In the data that follows, count each line holding the string "Arsenales"; answer with the number only.

= = = =

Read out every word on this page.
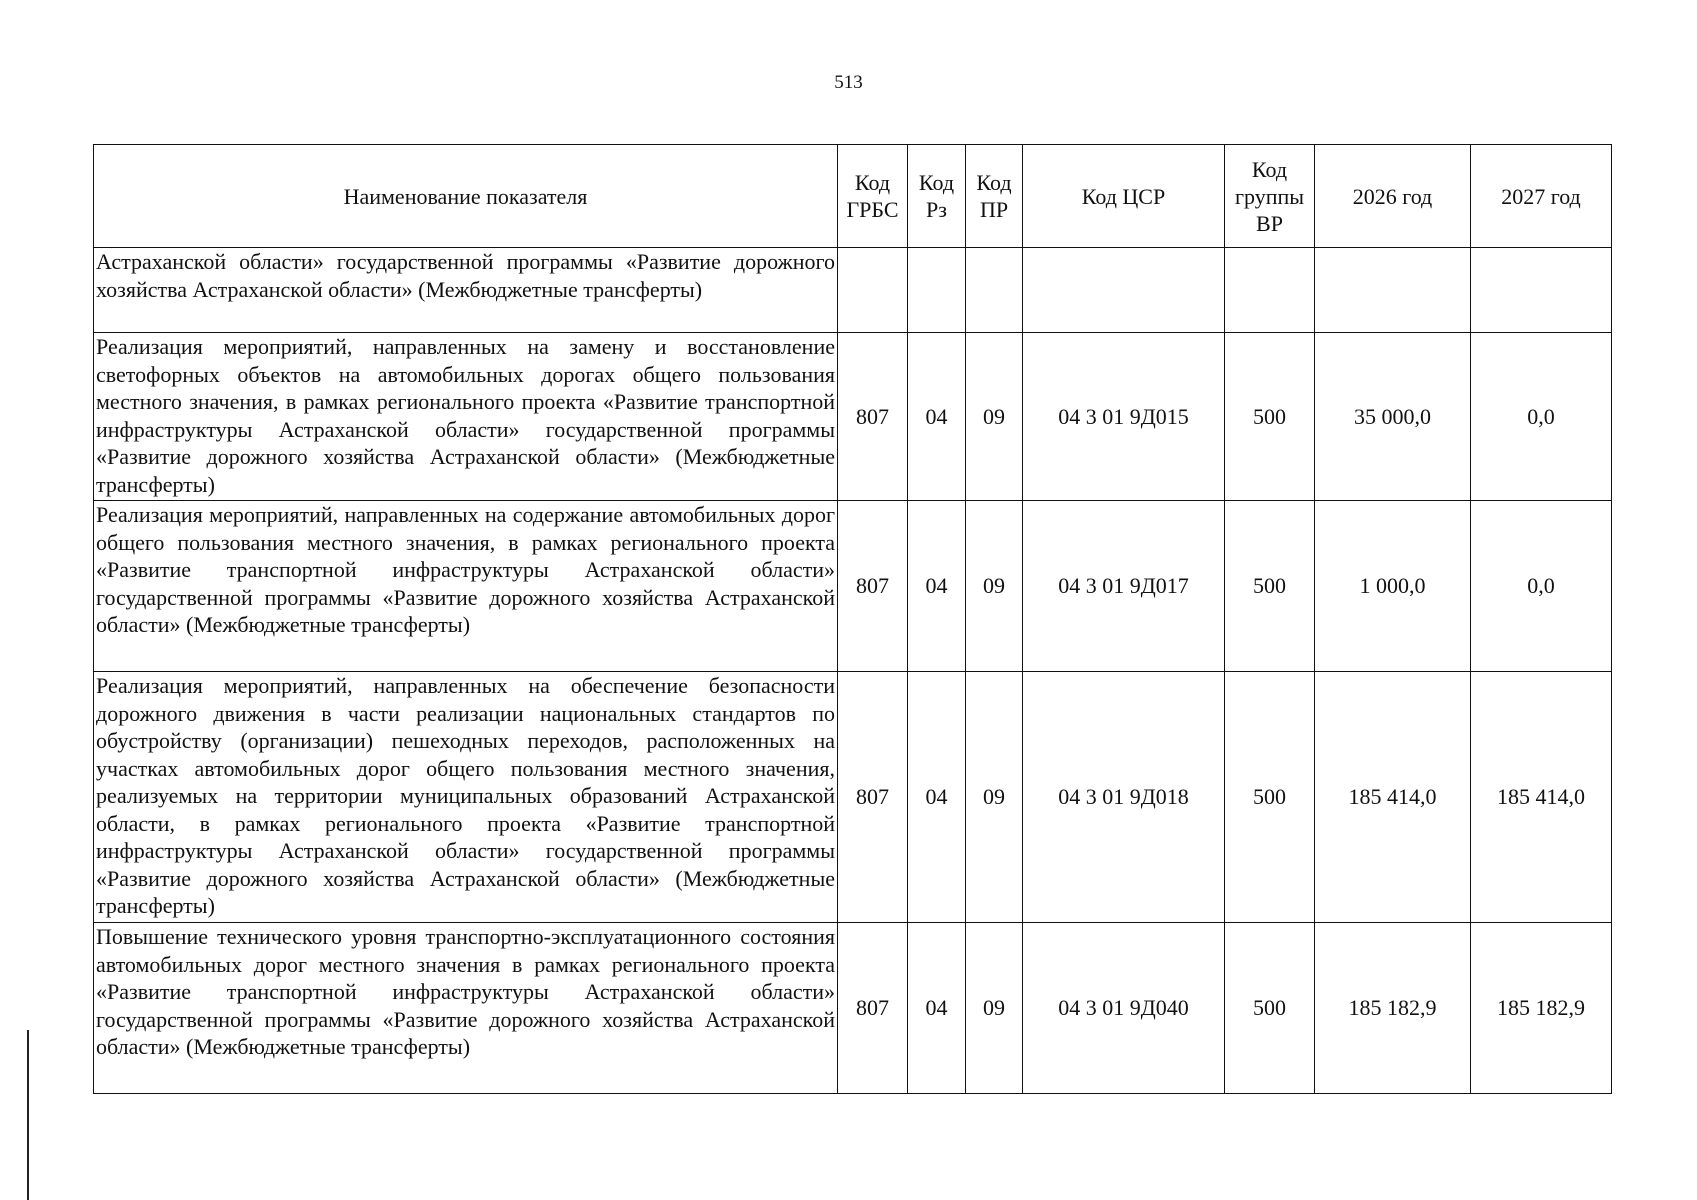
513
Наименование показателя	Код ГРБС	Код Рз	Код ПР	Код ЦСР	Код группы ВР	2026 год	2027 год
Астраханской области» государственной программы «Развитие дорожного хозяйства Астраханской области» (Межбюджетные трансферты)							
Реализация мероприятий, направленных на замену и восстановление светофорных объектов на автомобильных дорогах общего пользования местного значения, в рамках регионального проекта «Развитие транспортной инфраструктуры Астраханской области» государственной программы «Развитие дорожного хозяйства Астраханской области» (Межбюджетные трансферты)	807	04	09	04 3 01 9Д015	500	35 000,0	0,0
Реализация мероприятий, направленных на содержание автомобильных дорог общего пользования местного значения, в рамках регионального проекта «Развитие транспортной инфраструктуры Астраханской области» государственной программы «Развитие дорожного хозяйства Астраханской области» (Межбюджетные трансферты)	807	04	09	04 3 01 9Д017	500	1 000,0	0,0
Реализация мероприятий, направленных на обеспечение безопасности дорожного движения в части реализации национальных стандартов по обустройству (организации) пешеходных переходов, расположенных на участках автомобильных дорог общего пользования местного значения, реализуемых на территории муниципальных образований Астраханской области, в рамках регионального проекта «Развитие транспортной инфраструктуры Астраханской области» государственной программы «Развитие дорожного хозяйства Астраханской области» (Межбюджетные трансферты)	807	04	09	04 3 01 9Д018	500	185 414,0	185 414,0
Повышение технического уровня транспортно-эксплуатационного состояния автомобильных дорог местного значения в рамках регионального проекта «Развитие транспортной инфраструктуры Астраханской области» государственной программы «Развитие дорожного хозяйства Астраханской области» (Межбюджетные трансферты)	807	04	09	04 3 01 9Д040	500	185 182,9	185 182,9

= = = =

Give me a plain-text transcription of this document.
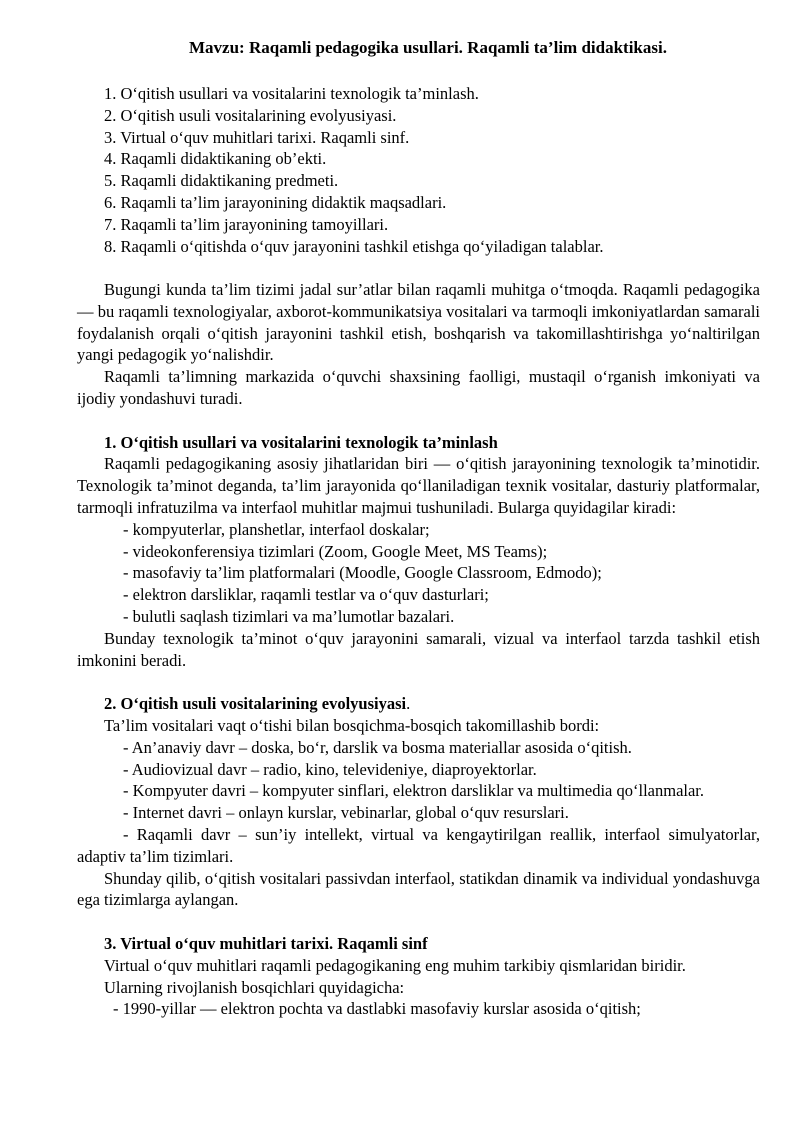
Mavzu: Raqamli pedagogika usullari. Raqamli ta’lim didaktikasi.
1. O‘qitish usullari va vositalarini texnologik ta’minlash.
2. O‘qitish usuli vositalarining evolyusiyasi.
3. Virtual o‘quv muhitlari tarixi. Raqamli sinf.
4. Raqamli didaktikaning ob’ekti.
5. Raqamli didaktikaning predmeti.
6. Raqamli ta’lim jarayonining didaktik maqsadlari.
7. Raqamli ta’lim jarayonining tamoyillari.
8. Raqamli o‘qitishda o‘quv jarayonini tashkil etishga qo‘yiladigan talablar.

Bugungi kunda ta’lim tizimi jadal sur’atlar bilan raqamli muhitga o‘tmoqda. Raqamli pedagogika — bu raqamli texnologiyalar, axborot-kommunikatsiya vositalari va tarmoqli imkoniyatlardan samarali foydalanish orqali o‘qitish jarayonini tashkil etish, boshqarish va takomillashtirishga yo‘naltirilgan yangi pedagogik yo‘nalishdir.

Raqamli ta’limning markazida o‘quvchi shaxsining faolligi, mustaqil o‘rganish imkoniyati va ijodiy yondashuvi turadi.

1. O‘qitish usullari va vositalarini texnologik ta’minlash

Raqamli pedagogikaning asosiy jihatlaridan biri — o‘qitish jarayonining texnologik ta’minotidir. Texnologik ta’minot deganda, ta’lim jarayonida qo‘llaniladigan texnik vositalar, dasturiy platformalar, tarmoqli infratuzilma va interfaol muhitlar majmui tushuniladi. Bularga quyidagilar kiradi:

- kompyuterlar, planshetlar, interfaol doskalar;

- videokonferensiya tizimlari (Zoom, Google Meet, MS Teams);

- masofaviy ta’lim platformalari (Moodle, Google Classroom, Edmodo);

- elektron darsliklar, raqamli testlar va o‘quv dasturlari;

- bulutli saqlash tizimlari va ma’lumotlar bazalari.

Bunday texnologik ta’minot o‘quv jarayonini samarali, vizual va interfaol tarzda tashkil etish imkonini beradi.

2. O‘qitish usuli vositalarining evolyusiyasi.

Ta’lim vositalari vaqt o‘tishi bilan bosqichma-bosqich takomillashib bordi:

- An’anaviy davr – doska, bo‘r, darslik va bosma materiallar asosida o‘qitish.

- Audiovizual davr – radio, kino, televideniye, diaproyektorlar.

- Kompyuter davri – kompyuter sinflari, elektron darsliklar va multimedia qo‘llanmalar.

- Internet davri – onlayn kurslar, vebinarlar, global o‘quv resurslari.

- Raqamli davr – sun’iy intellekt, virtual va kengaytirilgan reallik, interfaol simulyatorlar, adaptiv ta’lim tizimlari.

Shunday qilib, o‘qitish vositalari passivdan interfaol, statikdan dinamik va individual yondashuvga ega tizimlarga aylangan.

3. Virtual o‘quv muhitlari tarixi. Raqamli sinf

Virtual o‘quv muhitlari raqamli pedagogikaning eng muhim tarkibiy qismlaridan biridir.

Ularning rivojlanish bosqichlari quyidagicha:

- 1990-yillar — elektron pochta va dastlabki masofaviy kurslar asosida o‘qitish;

= = = =

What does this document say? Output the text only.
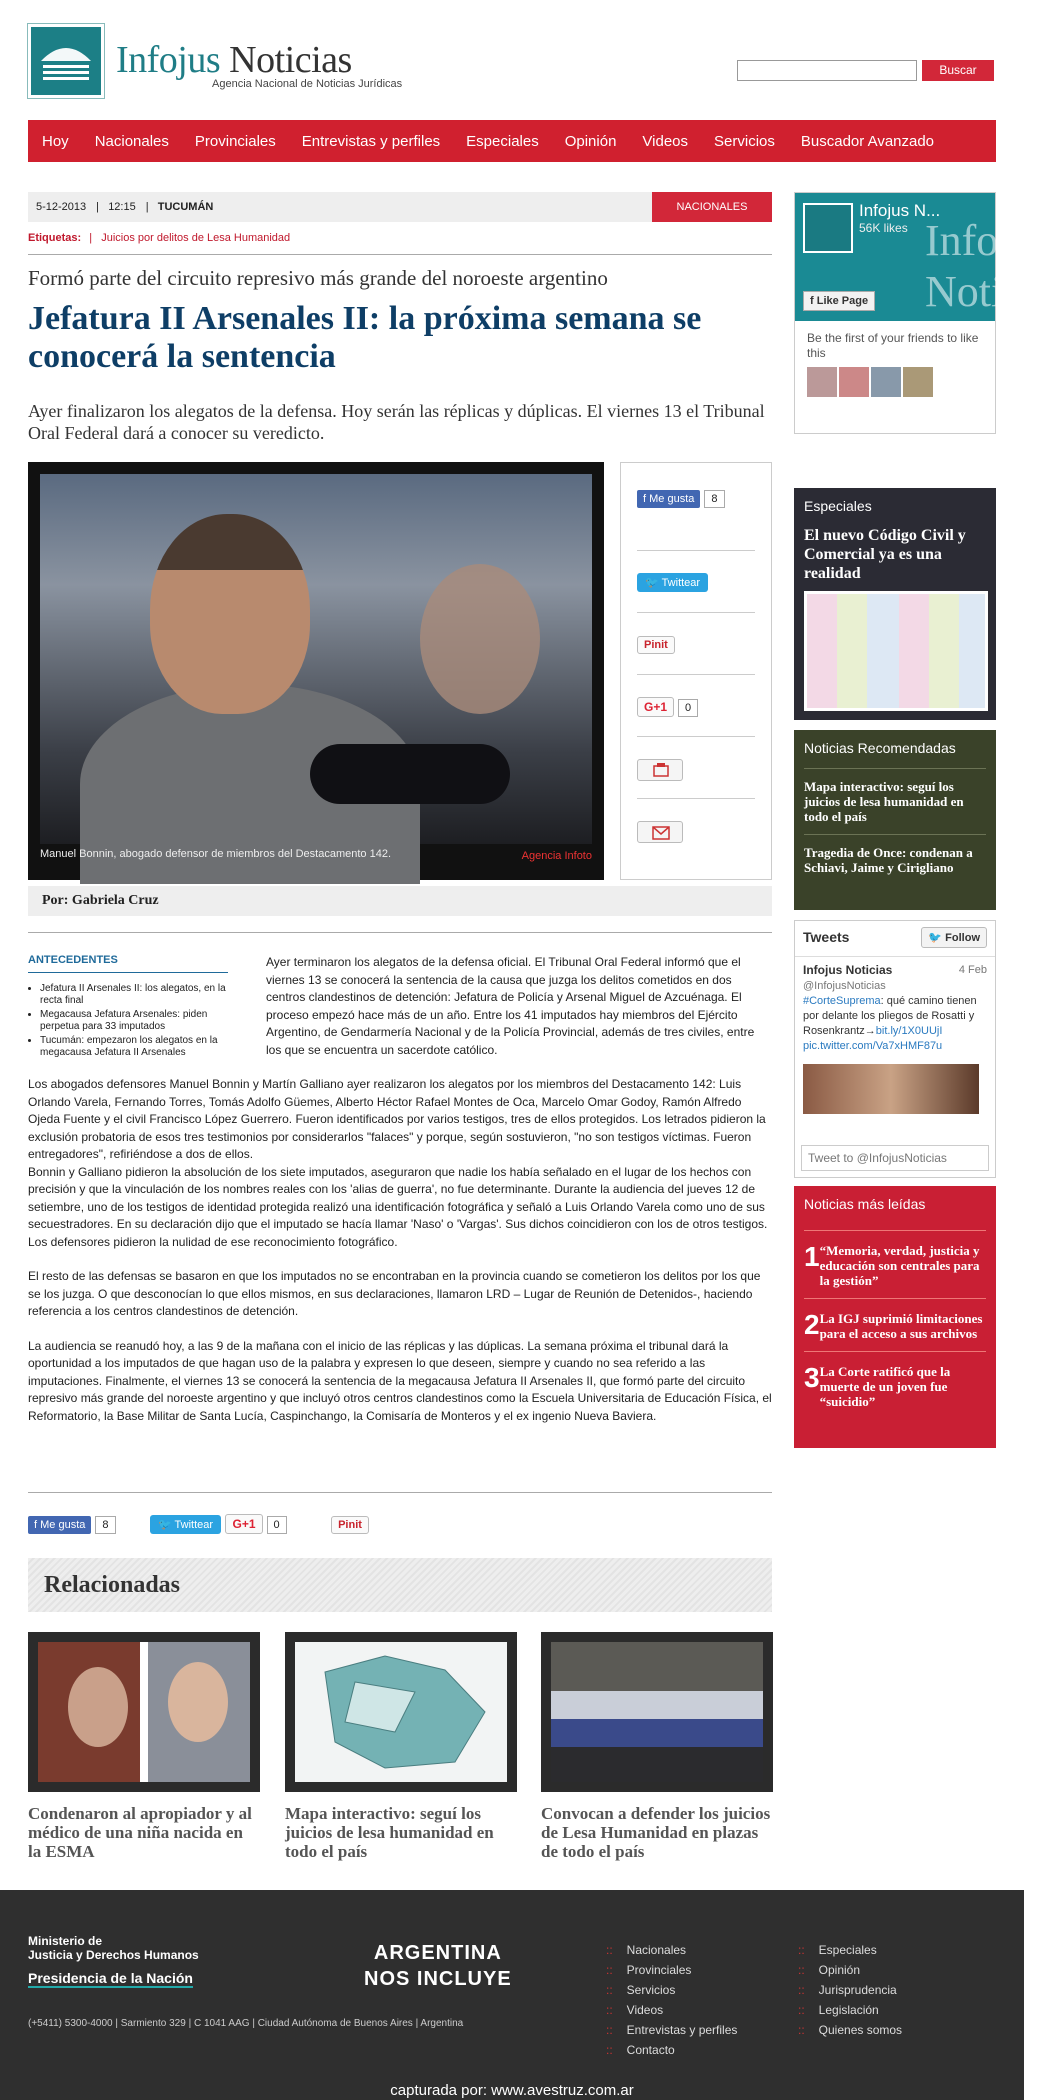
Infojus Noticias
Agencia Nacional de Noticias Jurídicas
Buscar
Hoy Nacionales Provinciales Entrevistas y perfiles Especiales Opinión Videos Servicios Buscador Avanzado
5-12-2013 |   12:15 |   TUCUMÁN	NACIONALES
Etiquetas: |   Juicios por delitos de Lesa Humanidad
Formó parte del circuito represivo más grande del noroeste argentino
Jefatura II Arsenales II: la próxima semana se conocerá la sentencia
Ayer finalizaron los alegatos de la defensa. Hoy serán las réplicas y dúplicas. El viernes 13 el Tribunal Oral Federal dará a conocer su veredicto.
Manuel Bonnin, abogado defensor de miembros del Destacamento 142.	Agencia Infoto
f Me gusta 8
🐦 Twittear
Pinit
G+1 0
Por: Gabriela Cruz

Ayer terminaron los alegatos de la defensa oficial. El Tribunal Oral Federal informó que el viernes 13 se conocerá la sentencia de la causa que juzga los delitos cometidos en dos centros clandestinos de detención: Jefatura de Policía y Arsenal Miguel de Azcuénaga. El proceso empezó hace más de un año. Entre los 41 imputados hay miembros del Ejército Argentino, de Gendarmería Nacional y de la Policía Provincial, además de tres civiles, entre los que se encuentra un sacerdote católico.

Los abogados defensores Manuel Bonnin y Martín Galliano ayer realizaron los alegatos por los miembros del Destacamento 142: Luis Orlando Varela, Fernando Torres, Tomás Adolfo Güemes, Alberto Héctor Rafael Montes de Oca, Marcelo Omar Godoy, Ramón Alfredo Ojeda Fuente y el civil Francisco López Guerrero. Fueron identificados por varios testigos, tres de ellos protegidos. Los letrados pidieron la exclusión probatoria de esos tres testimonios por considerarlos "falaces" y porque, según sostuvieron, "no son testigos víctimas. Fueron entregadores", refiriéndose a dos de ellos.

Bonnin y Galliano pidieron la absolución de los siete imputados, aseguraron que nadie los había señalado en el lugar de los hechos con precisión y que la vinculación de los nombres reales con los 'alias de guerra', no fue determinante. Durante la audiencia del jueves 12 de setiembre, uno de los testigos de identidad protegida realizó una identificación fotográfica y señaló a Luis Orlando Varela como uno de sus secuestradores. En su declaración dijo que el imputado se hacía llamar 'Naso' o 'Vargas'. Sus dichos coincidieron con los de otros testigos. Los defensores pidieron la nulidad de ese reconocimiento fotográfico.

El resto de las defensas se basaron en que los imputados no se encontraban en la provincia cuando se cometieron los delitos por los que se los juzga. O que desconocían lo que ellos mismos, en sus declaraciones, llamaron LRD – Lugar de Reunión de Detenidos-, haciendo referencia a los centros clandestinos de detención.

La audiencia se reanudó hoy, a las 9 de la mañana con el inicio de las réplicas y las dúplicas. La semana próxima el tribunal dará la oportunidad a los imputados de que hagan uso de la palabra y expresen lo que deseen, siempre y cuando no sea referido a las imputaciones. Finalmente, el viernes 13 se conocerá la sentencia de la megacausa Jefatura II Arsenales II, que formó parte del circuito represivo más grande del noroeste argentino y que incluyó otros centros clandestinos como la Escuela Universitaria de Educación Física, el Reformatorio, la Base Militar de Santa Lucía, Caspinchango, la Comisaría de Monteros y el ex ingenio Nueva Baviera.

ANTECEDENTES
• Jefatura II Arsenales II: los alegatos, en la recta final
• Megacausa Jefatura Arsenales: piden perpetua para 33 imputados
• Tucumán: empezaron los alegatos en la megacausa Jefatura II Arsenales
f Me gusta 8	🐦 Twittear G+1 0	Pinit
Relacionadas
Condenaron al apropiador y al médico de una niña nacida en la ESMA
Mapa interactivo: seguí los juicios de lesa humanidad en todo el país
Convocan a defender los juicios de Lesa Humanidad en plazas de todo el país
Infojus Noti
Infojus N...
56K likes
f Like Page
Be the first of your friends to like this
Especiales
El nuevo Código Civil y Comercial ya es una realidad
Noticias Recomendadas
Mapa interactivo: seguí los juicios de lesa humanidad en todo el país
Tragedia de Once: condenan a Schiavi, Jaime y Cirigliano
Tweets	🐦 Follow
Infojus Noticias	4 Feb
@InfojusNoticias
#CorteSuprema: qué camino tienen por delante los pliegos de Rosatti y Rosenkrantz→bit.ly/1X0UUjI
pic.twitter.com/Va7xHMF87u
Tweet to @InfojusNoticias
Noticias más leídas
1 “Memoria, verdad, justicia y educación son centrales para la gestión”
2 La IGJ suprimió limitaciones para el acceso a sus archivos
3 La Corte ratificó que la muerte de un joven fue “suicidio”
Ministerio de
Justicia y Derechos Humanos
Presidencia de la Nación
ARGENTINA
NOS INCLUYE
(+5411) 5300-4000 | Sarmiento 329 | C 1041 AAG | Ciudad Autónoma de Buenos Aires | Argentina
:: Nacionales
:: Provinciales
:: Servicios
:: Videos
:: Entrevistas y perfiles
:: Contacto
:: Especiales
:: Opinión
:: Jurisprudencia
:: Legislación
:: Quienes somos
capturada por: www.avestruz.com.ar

= = = =

● Response:
5